Records that describe figures
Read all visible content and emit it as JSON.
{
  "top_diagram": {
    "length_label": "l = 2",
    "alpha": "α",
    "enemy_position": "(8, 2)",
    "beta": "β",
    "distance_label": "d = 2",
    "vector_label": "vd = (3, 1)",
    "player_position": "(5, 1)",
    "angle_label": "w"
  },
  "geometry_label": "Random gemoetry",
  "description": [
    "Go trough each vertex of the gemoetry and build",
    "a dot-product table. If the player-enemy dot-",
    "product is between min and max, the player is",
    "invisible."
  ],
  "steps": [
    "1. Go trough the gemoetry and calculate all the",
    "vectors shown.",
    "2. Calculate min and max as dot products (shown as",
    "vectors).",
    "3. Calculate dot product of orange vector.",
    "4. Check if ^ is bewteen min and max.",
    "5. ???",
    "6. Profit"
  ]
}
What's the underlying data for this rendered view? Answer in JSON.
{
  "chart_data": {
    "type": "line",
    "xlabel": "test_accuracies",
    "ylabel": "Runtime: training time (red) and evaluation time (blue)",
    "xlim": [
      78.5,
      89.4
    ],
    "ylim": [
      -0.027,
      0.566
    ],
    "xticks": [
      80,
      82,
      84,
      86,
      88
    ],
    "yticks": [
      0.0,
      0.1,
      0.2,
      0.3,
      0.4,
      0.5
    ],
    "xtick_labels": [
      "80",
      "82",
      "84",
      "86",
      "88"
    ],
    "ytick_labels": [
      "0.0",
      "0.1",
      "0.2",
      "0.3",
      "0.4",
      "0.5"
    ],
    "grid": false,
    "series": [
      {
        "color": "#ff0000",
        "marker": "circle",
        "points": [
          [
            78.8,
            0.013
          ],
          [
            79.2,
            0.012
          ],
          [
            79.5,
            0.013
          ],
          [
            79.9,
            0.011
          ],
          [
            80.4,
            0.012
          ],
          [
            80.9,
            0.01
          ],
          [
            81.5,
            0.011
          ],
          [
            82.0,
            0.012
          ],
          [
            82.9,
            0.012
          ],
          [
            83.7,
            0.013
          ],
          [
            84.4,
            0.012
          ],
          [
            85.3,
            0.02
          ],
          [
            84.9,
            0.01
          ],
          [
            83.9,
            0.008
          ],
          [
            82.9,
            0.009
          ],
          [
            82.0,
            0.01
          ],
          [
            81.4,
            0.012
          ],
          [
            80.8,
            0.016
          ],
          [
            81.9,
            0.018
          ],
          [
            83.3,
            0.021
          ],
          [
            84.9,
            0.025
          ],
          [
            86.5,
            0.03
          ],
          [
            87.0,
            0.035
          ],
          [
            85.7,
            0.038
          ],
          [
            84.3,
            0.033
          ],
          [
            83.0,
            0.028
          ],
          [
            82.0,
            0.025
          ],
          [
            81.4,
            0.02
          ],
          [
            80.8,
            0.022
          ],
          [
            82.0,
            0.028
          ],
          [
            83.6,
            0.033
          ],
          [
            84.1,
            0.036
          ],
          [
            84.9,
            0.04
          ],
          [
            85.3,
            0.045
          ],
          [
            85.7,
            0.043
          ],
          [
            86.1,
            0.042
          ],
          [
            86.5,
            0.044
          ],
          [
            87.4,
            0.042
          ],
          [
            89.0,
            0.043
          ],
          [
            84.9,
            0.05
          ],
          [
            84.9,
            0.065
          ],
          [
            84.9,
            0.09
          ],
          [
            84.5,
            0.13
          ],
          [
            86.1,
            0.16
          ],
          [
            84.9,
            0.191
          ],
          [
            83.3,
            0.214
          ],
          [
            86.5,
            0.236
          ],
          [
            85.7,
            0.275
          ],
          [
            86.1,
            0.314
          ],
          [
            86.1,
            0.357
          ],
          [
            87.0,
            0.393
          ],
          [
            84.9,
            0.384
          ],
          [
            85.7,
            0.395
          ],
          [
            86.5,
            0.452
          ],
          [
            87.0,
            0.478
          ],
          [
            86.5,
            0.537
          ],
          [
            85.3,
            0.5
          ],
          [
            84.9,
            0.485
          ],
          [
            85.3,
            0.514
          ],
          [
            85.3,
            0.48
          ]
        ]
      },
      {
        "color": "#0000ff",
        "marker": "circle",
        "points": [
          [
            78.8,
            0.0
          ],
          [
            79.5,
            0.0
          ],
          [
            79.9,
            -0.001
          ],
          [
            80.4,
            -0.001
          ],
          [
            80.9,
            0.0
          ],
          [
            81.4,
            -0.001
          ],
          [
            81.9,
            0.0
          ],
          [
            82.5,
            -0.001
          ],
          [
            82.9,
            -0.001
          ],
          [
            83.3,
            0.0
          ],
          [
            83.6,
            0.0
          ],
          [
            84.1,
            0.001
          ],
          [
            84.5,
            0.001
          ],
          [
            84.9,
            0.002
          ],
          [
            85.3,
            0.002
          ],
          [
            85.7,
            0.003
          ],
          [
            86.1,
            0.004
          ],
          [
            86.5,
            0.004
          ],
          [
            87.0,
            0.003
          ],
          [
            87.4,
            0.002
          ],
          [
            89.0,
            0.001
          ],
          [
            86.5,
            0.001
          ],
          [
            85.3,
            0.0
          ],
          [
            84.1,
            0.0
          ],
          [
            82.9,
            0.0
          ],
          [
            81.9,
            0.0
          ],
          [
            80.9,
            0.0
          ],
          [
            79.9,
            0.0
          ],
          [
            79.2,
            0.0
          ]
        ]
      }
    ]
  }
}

## TASK PROMPT
Copy out the whole listing exactly.

## RESPONSE BELOW
Read all visible content and emit it as JSON.
{
  "top_diagram": {
    "length_label": "l = 2",
    "alpha": "α",
    "enemy_position": "(8, 2)",
    "beta": "β",
    "distance_label": "d = 2",
    "vector_label": "vd = (3, 1)",
    "player_position": "(5, 1)",
    "angle_label": "w"
  },
  "geometry_label": "Random gemoetry",
  "description": [
    "Go trough each vertex of the gemoetry and build",
    "a dot-product table. If the player-enemy dot-",
    "product is between min and max, the player is",
    "invisible."
  ],
  "steps": [
    "1. Go trough the gemoetry and calculate all the",
    "vectors shown.",
    "2. Calculate min and max as dot products (shown as",
    "vectors).",
    "3. Calculate dot product of orange vector.",
    "4. Check if ^ is bewteen min and max.",
    "5. ???",
    "6. Profit"
  ]
}
What's the underlying data for this rendered view? Answer in JSON.
{
  "chart_data": {
    "type": "line",
    "xlabel": "test_accuracies",
    "ylabel": "Runtime: training time (red) and evaluation time (blue)",
    "xlim": [
      78.5,
      89.4
    ],
    "ylim": [
      -0.027,
      0.566
    ],
    "xticks": [
      80,
      82,
      84,
      86,
      88
    ],
    "yticks": [
      0.0,
      0.1,
      0.2,
      0.3,
      0.4,
      0.5
    ],
    "xtick_labels": [
      "80",
      "82",
      "84",
      "86",
      "88"
    ],
    "ytick_labels": [
      "0.0",
      "0.1",
      "0.2",
      "0.3",
      "0.4",
      "0.5"
    ],
    "grid": false,
    "series": [
      {
        "color": "#ff0000",
        "marker": "circle",
        "points": [
          [
            78.8,
            0.013
          ],
          [
            79.2,
            0.012
          ],
          [
            79.5,
            0.013
          ],
          [
            79.9,
            0.011
          ],
          [
            80.4,
            0.012
          ],
          [
            80.9,
            0.01
          ],
          [
            81.5,
            0.011
          ],
          [
            82.0,
            0.012
          ],
          [
            82.9,
            0.012
          ],
          [
            83.7,
            0.013
          ],
          [
            84.4,
            0.012
          ],
          [
            85.3,
            0.02
          ],
          [
            84.9,
            0.01
          ],
          [
            83.9,
            0.008
          ],
          [
            82.9,
            0.009
          ],
          [
            82.0,
            0.01
          ],
          [
            81.4,
            0.012
          ],
          [
            80.8,
            0.016
          ],
          [
            81.9,
            0.018
          ],
          [
            83.3,
            0.021
          ],
          [
            84.9,
            0.025
          ],
          [
            86.5,
            0.03
          ],
          [
            87.0,
            0.035
          ],
          [
            85.7,
            0.038
          ],
          [
            84.3,
            0.033
          ],
          [
            83.0,
            0.028
          ],
          [
            82.0,
            0.025
          ],
          [
            81.4,
            0.02
          ],
          [
            80.8,
            0.022
          ],
          [
            82.0,
            0.028
          ],
          [
            83.6,
            0.033
          ],
          [
            84.1,
            0.036
          ],
          [
            84.9,
            0.04
          ],
          [
            85.3,
            0.045
          ],
          [
            85.7,
            0.043
          ],
          [
            86.1,
            0.042
          ],
          [
            86.5,
            0.044
          ],
          [
            87.4,
            0.042
          ],
          [
            89.0,
            0.043
          ],
          [
            84.9,
            0.05
          ],
          [
            84.9,
            0.065
          ],
          [
            84.9,
            0.09
          ],
          [
            84.5,
            0.13
          ],
          [
            86.1,
            0.16
          ],
          [
            84.9,
            0.191
          ],
          [
            83.3,
            0.214
          ],
          [
            86.5,
            0.236
          ],
          [
            85.7,
            0.275
          ],
          [
            86.1,
            0.314
          ],
          [
            86.1,
            0.357
          ],
          [
            87.0,
            0.393
          ],
          [
            84.9,
            0.384
          ],
          [
            85.7,
            0.395
          ],
          [
            86.5,
            0.452
          ],
          [
            87.0,
            0.478
          ],
          [
            86.5,
            0.537
          ],
          [
            85.3,
            0.5
          ],
          [
            84.9,
            0.485
          ],
          [
            85.3,
            0.514
          ],
          [
            85.3,
            0.48
          ]
        ]
      },
      {
        "color": "#0000ff",
        "marker": "circle",
        "points": [
          [
            78.8,
            0.0
          ],
          [
            79.5,
            0.0
          ],
          [
            79.9,
            -0.001
          ],
          [
            80.4,
            -0.001
          ],
          [
            80.9,
            0.0
          ],
          [
            81.4,
            -0.001
          ],
          [
            81.9,
            0.0
          ],
          [
            82.5,
            -0.001
          ],
          [
            82.9,
            -0.001
          ],
          [
            83.3,
            0.0
          ],
          [
            83.6,
            0.0
          ],
          [
            84.1,
            0.001
          ],
          [
            84.5,
            0.001
          ],
          [
            84.9,
            0.002
          ],
          [
            85.3,
            0.002
          ],
          [
            85.7,
            0.003
          ],
          [
            86.1,
            0.004
          ],
          [
            86.5,
            0.004
          ],
          [
            87.0,
            0.003
          ],
          [
            87.4,
            0.002
          ],
          [
            89.0,
            0.001
          ],
          [
            86.5,
            0.001
          ],
          [
            85.3,
            0.0
          ],
          [
            84.1,
            0.0
          ],
          [
            82.9,
            0.0
          ],
          [
            81.9,
            0.0
          ],
          [
            80.9,
            0.0
          ],
          [
            79.9,
            0.0
          ],
          [
            79.2,
            0.0
          ]
        ]
      }
    ]
  }
}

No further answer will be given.